**TASK OBJECTIVE**. Determine which lines of the records include the word "Deine", and copy them.

☆ ☆ ☆

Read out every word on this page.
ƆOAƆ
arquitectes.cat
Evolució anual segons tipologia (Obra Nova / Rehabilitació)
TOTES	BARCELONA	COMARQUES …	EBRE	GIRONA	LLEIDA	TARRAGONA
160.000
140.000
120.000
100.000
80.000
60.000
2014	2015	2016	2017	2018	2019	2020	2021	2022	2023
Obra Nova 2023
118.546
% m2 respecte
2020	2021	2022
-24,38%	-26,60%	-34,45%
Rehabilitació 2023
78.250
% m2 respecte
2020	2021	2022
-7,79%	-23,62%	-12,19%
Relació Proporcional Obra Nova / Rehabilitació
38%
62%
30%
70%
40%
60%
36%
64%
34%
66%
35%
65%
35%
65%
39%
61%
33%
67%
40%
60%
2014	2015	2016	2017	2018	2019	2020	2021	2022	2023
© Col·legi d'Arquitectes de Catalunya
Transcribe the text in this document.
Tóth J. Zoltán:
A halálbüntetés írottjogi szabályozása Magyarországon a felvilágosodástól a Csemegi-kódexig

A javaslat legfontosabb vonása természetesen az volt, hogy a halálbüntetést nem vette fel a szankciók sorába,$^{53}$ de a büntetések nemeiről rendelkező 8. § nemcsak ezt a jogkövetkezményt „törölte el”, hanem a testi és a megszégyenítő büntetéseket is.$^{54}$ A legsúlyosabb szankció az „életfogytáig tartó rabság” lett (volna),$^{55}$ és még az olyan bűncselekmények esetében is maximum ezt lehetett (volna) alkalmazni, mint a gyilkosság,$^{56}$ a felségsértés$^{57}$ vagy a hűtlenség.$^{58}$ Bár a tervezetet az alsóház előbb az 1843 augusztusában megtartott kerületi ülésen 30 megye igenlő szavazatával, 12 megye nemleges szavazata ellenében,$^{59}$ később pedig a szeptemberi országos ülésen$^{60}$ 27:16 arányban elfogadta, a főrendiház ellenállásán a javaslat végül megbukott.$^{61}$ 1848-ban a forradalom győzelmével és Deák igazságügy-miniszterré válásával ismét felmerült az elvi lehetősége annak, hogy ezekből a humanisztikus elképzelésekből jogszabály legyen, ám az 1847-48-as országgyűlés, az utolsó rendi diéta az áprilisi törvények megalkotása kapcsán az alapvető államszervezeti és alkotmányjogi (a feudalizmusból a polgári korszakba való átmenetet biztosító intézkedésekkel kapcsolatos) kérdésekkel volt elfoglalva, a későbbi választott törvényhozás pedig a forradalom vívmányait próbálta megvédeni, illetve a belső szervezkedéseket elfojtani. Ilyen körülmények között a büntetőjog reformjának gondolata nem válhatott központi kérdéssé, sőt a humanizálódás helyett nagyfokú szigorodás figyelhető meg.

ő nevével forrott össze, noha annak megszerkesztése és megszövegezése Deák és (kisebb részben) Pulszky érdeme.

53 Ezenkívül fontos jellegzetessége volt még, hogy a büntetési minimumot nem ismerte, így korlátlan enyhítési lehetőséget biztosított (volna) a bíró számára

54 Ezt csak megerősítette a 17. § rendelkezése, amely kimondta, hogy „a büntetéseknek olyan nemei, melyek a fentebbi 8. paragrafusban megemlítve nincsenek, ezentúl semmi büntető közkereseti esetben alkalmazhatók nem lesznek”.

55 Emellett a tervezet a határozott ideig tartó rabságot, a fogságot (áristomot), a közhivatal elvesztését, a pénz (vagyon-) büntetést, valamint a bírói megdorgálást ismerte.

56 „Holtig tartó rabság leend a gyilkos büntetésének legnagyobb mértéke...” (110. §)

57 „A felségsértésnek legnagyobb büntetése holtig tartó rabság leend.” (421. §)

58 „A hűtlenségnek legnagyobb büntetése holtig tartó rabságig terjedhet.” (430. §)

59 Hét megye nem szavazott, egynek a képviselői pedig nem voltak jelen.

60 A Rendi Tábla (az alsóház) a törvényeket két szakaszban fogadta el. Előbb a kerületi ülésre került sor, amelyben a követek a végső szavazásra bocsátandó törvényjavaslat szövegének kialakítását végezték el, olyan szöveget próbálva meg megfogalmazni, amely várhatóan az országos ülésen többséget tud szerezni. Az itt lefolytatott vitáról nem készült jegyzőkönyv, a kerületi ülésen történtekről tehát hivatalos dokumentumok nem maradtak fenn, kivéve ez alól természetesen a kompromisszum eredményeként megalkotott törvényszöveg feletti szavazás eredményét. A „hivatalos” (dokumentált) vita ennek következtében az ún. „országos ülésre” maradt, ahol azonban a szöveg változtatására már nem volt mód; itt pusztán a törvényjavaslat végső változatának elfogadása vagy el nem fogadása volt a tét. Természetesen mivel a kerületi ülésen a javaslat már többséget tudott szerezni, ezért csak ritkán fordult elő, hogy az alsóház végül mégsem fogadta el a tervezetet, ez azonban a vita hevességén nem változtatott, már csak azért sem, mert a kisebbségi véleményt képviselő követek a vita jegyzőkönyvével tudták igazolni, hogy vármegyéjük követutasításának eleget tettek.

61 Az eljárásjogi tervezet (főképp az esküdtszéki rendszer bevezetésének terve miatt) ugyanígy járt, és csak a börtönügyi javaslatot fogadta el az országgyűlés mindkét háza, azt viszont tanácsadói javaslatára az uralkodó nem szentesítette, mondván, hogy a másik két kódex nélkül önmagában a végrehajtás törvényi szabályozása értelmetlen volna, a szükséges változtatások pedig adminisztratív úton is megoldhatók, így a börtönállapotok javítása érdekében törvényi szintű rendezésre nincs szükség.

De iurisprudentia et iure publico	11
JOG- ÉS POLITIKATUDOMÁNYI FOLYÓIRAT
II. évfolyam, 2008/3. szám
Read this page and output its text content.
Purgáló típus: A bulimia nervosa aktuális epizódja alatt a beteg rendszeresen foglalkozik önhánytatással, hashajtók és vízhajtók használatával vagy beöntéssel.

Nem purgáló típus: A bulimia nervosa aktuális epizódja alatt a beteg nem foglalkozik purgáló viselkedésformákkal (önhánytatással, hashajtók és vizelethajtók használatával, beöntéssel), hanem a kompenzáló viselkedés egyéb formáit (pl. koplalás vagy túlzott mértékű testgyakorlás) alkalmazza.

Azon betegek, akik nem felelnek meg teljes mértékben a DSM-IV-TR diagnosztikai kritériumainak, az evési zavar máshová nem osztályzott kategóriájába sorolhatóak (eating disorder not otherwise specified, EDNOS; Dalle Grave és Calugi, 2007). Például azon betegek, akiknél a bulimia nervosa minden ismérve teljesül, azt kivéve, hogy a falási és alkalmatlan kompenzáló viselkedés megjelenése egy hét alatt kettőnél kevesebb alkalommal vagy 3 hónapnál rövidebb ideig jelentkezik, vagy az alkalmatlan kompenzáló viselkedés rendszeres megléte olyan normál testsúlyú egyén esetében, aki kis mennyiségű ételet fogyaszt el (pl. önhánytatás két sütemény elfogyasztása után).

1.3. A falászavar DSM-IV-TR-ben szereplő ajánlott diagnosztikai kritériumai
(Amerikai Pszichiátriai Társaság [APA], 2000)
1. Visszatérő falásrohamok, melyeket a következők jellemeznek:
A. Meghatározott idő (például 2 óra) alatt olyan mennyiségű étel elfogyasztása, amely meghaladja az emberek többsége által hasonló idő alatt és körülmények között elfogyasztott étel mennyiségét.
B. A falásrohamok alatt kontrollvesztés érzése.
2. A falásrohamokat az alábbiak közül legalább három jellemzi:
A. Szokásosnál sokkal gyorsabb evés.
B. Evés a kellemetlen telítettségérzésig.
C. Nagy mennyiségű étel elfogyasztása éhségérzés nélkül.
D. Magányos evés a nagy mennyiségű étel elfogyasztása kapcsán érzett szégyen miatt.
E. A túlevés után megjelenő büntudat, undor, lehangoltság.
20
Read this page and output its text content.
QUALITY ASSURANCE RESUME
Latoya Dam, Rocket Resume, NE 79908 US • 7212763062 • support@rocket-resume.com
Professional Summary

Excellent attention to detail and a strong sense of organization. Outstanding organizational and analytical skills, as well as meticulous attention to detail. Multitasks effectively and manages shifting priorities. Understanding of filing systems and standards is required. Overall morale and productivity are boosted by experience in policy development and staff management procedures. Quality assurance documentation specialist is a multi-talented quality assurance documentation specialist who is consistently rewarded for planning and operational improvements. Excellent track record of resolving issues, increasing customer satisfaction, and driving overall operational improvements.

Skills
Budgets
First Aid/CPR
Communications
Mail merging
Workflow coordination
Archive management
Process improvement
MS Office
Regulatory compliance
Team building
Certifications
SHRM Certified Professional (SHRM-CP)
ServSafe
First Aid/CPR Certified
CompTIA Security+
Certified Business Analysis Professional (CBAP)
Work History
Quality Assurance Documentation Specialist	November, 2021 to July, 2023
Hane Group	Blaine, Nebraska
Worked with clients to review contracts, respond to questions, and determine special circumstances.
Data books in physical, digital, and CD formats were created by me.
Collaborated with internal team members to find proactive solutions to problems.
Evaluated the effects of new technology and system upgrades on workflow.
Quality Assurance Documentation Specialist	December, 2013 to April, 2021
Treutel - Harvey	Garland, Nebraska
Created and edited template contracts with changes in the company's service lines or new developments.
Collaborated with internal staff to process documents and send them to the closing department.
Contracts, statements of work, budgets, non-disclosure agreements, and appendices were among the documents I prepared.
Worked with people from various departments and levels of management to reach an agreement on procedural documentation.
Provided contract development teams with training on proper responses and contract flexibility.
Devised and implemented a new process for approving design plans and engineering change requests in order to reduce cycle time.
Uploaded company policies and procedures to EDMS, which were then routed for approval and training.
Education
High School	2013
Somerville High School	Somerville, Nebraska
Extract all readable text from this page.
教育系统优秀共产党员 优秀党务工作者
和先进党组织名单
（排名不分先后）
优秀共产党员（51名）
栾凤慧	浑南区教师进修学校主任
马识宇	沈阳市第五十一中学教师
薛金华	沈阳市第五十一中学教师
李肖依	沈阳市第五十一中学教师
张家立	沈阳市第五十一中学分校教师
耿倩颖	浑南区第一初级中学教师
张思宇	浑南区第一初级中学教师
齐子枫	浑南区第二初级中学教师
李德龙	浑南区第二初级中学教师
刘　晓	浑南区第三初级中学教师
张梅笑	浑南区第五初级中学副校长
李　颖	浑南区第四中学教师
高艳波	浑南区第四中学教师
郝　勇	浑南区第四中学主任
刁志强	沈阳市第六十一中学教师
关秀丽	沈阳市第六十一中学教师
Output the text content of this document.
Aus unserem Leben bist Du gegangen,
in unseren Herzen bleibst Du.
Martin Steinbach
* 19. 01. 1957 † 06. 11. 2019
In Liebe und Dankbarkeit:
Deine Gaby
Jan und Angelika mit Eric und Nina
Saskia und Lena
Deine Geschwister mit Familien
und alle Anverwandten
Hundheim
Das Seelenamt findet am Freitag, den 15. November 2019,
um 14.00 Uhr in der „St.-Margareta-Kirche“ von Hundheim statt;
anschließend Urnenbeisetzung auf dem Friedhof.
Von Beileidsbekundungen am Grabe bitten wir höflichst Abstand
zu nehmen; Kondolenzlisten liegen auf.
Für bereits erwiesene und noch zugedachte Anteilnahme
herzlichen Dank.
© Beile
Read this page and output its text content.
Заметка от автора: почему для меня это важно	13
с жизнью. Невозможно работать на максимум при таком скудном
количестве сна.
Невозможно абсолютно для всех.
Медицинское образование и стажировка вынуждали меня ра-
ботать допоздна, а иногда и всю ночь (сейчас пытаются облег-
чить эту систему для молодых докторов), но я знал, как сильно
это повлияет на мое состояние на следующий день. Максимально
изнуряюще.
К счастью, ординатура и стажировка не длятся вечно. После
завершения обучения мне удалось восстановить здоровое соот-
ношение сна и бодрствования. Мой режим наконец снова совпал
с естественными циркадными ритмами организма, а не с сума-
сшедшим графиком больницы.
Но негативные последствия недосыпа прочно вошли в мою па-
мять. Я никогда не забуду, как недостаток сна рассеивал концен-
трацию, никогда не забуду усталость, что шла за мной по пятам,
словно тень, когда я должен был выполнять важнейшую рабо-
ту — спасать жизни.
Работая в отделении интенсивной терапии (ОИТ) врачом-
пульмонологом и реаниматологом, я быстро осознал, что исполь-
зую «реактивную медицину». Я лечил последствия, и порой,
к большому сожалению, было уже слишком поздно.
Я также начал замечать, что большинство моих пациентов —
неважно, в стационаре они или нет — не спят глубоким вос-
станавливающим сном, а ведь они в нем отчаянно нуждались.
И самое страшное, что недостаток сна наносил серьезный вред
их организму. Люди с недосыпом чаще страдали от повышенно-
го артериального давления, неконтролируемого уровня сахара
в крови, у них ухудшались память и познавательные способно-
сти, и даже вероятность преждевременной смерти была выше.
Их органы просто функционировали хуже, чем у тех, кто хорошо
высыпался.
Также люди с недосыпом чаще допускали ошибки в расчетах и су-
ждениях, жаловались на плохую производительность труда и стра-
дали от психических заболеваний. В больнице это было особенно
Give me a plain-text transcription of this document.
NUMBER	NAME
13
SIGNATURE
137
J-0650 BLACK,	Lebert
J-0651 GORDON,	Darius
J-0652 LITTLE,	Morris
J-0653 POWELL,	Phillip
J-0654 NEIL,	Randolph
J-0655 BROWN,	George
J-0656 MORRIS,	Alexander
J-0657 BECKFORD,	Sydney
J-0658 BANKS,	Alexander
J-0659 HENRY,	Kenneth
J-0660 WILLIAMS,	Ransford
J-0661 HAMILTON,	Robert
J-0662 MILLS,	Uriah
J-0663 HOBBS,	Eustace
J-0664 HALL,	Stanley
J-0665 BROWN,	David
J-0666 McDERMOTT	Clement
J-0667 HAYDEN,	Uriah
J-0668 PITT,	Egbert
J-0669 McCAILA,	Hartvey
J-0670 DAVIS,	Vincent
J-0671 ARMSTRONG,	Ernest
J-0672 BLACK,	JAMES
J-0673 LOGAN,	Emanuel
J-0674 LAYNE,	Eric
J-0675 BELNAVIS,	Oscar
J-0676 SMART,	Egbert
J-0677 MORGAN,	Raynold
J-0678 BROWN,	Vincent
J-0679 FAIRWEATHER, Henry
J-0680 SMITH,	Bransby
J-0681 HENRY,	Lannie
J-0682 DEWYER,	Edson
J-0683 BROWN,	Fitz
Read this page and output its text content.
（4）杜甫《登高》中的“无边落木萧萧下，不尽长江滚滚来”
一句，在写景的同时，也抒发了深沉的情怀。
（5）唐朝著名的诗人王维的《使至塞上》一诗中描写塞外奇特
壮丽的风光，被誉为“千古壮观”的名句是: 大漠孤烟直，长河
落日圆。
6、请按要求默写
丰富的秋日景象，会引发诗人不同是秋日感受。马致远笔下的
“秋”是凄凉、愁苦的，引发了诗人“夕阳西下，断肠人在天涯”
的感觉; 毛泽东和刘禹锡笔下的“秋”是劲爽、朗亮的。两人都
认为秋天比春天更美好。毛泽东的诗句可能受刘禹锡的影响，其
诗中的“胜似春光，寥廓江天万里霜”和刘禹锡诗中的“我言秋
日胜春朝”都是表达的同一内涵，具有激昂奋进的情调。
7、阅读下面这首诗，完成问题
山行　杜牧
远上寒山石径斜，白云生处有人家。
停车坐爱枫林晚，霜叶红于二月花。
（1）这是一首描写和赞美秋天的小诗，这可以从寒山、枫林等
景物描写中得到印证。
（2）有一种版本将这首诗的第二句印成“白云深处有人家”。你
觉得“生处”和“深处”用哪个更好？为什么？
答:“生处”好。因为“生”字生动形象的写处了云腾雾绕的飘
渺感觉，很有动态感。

☆ ☆ ☆

**EXPECTED OUTPUT**.
Deine Gaby
Deine Geschwister mit Familien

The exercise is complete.